The records that follow are to be transcribed in full, without their images.

▼

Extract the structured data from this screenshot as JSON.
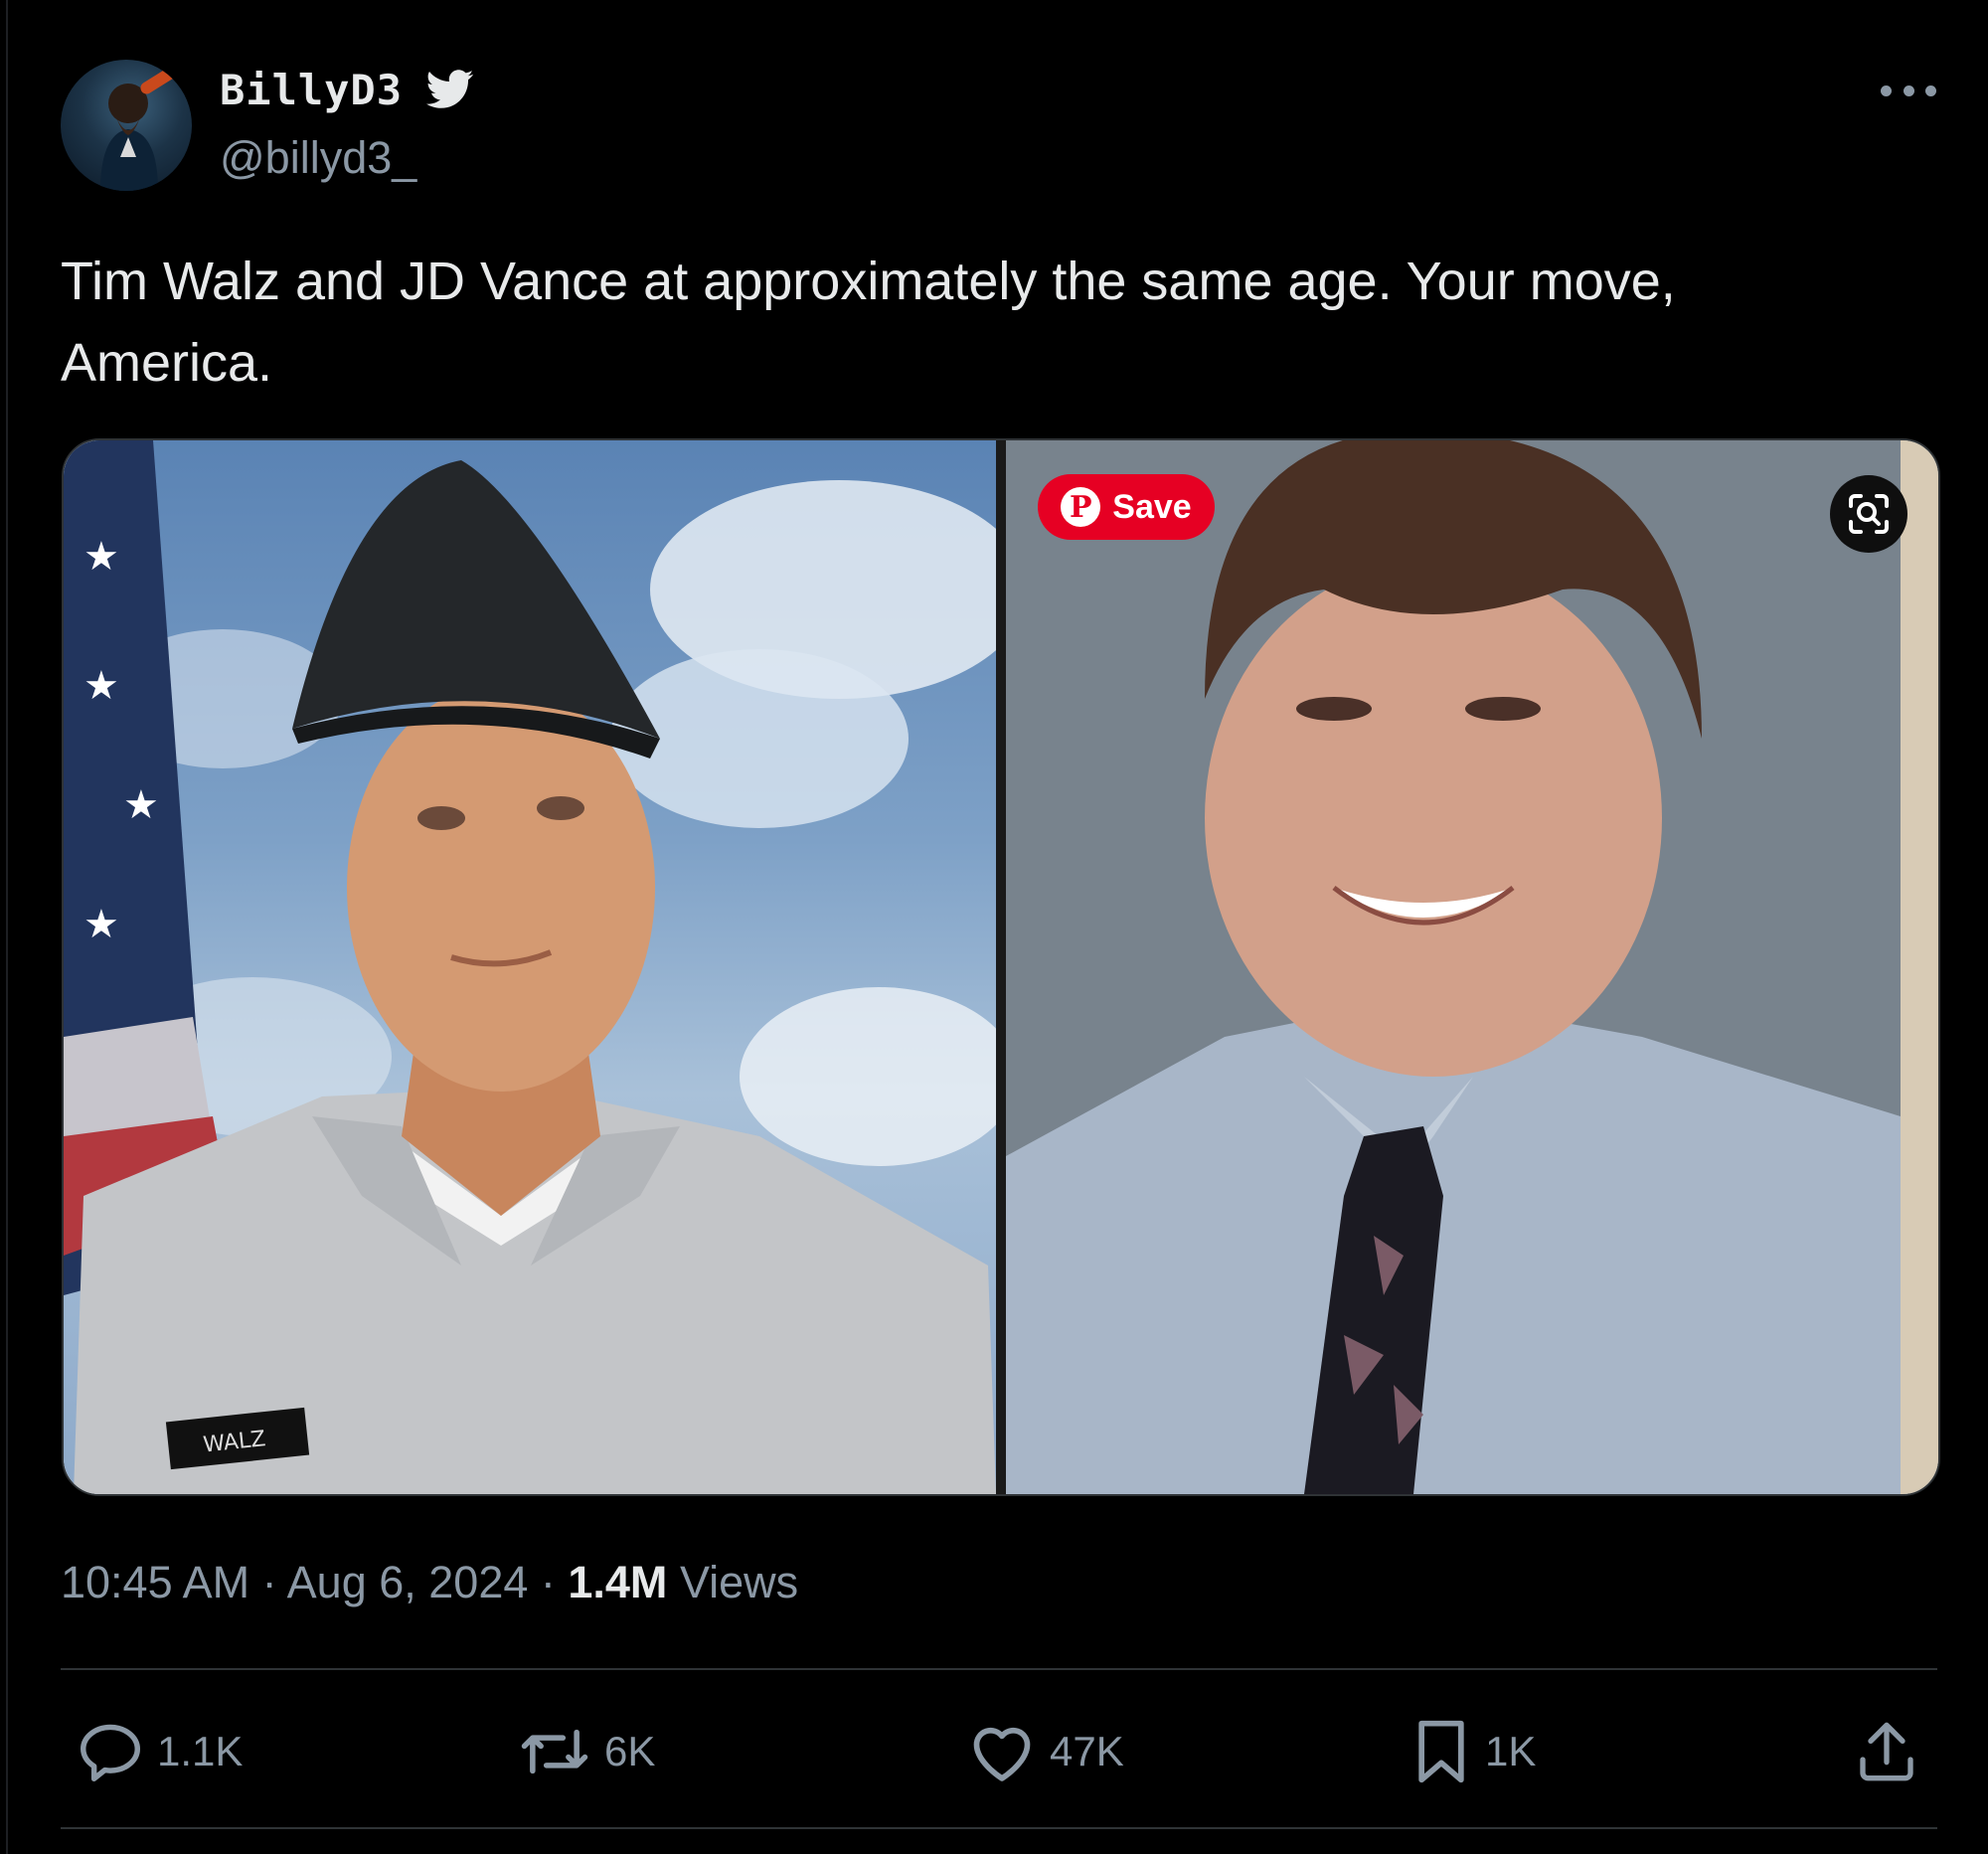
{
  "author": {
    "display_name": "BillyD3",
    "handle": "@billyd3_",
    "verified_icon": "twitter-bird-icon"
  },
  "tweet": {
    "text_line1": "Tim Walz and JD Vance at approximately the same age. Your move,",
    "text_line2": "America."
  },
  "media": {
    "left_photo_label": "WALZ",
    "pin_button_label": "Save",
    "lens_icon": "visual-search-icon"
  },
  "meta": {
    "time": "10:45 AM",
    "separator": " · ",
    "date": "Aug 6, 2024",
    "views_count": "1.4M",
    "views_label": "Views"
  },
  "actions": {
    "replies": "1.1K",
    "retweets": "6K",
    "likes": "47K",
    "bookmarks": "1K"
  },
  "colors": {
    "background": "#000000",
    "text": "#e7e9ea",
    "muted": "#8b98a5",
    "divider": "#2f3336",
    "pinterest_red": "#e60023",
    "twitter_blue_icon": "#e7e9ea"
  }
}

▲

SOLUTION TO THE EXERCISE.
Extract the structured data from this screenshot as JSON.
{
  "author": {
    "display_name": "BillyD3",
    "handle": "@billyd3_",
    "verified_icon": "twitter-bird-icon"
  },
  "tweet": {
    "text_line1": "Tim Walz and JD Vance at approximately the same age. Your move,",
    "text_line2": "America."
  },
  "media": {
    "left_photo_label": "WALZ",
    "pin_button_label": "Save",
    "lens_icon": "visual-search-icon"
  },
  "meta": {
    "time": "10:45 AM",
    "separator": " · ",
    "date": "Aug 6, 2024",
    "views_count": "1.4M",
    "views_label": "Views"
  },
  "actions": {
    "replies": "1.1K",
    "retweets": "6K",
    "likes": "47K",
    "bookmarks": "1K"
  },
  "colors": {
    "background": "#000000",
    "text": "#e7e9ea",
    "muted": "#8b98a5",
    "divider": "#2f3336",
    "pinterest_red": "#e60023",
    "twitter_blue_icon": "#e7e9ea"
  }
}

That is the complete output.